* [What needs to be done] Go through the material below and copy each line where the word "Aufbau" appears.

* [Input]
• • • •

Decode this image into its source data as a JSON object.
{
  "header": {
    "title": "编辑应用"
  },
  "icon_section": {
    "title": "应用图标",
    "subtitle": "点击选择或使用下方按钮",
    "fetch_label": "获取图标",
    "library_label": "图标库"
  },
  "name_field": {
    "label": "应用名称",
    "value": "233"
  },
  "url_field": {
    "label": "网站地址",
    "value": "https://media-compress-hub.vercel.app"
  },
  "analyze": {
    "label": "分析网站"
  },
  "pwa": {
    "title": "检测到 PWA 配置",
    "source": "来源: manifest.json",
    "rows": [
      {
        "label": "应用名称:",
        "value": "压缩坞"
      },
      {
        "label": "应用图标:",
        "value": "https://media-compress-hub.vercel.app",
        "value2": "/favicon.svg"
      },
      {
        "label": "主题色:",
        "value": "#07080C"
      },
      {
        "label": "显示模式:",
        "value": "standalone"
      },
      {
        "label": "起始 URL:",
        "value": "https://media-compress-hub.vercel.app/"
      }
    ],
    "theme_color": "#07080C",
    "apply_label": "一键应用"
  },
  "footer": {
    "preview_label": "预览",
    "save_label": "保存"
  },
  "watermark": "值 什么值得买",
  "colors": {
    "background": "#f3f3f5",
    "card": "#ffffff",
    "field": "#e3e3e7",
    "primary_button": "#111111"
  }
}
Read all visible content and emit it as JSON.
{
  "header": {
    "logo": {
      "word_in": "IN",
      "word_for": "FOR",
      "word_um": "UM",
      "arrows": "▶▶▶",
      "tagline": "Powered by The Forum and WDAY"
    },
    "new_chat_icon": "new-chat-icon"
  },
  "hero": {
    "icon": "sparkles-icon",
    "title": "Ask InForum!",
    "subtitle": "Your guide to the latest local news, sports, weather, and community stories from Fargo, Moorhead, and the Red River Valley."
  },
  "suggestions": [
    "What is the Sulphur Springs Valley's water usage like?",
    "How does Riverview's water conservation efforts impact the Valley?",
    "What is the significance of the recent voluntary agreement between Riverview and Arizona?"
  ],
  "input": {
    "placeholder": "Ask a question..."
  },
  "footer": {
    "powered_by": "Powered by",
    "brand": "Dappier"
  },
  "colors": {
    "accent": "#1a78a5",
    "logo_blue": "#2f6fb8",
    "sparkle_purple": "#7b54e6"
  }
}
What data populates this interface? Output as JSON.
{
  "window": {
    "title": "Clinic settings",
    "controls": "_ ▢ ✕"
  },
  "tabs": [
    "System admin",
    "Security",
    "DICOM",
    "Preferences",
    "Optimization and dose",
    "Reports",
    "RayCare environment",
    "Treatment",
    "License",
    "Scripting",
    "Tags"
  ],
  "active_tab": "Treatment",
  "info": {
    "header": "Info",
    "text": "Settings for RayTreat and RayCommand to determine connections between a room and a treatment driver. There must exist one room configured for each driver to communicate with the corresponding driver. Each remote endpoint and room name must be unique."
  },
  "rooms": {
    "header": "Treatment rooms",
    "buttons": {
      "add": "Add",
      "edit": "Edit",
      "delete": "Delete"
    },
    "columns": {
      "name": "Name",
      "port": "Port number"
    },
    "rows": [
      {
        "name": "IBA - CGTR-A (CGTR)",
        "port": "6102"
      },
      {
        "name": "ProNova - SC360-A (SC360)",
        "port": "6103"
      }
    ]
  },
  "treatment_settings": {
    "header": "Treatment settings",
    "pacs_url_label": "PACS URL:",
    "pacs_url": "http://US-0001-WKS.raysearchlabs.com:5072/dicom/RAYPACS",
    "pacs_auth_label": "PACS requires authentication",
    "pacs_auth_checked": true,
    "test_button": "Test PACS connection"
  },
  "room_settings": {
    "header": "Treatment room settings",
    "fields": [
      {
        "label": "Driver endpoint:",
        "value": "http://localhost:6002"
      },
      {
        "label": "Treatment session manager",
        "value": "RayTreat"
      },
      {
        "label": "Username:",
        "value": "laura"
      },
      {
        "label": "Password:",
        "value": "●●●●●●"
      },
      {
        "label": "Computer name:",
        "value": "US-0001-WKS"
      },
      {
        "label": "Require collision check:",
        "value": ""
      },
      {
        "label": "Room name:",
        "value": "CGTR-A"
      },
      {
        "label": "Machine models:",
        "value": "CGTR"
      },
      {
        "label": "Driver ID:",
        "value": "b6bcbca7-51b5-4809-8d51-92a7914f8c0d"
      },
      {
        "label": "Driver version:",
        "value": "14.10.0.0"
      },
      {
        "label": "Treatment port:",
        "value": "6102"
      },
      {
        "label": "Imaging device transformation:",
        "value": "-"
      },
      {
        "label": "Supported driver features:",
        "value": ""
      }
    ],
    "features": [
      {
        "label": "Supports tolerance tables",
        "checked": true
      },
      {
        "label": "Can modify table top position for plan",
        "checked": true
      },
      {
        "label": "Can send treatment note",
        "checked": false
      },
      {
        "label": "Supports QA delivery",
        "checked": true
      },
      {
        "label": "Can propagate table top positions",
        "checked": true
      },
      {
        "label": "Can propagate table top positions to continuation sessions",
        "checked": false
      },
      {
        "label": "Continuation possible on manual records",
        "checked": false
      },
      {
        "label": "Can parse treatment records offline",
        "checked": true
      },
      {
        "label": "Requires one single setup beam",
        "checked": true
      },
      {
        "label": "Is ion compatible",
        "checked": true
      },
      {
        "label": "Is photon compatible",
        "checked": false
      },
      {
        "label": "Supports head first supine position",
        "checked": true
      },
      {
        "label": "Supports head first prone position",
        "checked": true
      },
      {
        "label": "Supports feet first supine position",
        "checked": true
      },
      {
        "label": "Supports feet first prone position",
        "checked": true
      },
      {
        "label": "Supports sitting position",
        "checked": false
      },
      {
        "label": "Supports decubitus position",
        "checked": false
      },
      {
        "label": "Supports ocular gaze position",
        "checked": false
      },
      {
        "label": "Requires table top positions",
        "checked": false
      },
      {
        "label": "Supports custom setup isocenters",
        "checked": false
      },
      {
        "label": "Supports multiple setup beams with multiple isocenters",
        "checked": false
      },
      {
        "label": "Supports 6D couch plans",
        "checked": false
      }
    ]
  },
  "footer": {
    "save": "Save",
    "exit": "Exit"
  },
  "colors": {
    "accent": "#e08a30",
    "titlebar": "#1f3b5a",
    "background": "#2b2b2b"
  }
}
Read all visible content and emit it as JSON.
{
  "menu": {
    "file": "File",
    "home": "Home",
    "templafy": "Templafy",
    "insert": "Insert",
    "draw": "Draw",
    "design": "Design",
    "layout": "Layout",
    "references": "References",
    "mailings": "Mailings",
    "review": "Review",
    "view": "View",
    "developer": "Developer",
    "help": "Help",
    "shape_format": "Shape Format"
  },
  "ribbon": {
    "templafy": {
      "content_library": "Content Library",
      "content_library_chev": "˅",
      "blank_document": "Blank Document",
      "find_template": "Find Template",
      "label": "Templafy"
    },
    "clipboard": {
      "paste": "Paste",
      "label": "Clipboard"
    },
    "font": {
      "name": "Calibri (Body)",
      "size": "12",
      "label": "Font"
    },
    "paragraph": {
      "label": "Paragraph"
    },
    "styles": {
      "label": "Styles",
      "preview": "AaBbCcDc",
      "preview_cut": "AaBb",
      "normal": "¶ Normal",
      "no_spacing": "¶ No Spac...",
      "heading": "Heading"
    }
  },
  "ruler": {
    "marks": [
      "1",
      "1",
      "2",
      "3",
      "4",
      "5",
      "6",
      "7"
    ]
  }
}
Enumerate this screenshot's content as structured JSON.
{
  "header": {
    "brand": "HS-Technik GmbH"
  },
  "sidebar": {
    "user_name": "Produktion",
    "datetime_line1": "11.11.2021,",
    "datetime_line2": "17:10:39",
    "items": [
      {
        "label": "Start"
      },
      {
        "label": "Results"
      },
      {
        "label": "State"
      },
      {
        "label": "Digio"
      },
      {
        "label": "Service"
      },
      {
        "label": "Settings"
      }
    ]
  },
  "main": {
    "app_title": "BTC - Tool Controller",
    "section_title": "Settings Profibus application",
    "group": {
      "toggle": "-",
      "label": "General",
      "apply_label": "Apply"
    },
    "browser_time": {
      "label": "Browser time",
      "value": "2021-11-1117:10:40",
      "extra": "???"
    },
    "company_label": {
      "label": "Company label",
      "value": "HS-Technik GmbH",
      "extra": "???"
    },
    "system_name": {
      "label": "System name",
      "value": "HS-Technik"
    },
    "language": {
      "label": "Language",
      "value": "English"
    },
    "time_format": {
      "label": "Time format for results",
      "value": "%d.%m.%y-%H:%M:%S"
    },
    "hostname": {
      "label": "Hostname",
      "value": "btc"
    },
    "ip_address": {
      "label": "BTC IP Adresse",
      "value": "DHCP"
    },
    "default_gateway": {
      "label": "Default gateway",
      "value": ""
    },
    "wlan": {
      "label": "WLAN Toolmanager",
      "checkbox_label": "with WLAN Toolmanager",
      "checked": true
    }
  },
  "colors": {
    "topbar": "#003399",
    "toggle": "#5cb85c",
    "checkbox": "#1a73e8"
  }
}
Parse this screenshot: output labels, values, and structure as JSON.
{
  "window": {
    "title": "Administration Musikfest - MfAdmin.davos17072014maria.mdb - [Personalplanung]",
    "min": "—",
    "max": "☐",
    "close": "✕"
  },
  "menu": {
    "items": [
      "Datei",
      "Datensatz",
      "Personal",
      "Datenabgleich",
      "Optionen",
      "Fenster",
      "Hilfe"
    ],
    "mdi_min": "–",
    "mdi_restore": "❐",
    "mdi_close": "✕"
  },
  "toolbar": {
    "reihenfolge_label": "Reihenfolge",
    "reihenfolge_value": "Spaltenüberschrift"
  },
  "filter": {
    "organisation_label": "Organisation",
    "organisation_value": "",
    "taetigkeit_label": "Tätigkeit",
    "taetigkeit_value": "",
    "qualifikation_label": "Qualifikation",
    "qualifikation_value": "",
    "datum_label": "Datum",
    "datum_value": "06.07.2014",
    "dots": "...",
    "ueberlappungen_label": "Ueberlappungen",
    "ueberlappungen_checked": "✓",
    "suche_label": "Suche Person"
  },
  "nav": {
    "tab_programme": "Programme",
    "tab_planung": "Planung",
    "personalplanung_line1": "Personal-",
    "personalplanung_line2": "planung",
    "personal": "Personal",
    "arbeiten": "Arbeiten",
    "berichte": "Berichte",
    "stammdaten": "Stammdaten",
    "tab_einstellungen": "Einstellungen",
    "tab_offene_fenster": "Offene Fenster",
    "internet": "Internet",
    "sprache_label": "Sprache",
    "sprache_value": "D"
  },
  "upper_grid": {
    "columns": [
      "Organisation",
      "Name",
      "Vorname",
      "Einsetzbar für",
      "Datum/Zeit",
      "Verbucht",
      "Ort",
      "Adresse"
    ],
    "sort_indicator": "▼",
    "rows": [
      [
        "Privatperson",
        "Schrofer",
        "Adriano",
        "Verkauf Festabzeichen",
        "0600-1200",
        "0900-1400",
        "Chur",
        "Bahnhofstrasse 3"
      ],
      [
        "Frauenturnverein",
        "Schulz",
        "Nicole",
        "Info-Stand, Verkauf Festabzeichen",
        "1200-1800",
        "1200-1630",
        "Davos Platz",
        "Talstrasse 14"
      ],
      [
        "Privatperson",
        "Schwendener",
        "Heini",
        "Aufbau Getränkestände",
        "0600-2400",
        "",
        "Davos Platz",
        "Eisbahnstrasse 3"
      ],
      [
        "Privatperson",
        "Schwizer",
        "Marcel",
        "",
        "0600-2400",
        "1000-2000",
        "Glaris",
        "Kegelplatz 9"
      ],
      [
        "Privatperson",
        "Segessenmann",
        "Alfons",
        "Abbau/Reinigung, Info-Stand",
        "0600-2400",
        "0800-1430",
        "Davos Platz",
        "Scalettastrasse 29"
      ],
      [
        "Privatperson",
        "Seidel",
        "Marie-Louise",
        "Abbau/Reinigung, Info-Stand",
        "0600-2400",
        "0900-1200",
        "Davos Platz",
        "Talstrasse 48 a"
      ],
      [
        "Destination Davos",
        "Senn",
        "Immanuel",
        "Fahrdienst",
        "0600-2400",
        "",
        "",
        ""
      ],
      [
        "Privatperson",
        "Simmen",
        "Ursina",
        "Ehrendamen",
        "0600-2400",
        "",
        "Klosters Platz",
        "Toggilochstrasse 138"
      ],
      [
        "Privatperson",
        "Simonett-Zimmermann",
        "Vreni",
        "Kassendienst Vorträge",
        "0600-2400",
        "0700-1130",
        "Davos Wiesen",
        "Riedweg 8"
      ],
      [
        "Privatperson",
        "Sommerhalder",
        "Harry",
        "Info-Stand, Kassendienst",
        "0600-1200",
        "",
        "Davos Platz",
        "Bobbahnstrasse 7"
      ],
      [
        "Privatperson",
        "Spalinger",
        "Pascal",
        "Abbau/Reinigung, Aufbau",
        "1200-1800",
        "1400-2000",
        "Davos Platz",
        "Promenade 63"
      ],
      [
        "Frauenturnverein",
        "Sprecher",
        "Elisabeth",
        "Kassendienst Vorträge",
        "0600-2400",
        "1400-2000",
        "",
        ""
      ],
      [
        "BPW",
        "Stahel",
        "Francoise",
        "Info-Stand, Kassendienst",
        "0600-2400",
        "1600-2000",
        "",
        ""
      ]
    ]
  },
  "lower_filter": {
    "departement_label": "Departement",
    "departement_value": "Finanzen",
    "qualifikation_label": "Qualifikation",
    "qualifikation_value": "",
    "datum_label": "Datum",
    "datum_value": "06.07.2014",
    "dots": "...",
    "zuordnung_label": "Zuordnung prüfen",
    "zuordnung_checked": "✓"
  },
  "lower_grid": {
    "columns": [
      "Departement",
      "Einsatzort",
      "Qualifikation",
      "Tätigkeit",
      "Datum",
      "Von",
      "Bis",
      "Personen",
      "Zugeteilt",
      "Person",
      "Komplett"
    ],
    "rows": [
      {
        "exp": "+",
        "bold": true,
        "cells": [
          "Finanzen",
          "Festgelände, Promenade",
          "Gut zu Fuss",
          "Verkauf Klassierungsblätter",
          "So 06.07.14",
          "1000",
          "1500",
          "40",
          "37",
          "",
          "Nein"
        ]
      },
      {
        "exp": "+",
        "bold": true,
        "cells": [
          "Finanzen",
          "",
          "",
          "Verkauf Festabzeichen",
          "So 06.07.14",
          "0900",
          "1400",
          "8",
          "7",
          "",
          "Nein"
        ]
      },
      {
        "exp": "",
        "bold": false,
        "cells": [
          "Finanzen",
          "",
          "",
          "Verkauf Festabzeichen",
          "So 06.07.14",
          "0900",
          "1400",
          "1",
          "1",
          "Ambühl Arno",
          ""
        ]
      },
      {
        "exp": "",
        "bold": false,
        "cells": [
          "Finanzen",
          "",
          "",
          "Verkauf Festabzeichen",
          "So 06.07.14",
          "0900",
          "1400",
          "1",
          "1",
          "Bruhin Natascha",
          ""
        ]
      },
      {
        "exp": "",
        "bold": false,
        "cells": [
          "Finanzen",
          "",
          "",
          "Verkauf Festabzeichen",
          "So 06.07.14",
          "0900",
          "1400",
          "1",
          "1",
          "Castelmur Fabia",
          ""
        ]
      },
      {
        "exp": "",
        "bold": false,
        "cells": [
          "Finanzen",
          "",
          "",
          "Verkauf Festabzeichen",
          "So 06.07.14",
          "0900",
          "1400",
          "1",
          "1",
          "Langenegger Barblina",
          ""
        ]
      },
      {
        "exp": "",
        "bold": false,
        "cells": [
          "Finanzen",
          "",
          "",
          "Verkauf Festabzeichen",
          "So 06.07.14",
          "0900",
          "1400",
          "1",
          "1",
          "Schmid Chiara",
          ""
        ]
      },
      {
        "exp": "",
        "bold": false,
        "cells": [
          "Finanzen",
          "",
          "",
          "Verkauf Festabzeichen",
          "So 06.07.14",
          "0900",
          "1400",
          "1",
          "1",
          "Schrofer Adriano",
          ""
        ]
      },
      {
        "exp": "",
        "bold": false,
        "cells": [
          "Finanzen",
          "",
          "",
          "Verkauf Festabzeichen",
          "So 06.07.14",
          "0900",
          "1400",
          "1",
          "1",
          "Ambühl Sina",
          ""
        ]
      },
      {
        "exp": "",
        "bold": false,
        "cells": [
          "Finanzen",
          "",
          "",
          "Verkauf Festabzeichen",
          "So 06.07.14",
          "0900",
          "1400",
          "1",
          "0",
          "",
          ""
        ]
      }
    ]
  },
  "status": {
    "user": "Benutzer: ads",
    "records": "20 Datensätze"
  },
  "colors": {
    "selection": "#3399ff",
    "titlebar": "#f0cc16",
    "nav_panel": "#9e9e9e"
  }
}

• • • •

* [Written solution]
        "Aufbau Getränkestände",
        "Abbau/Reinigung, Aufbau",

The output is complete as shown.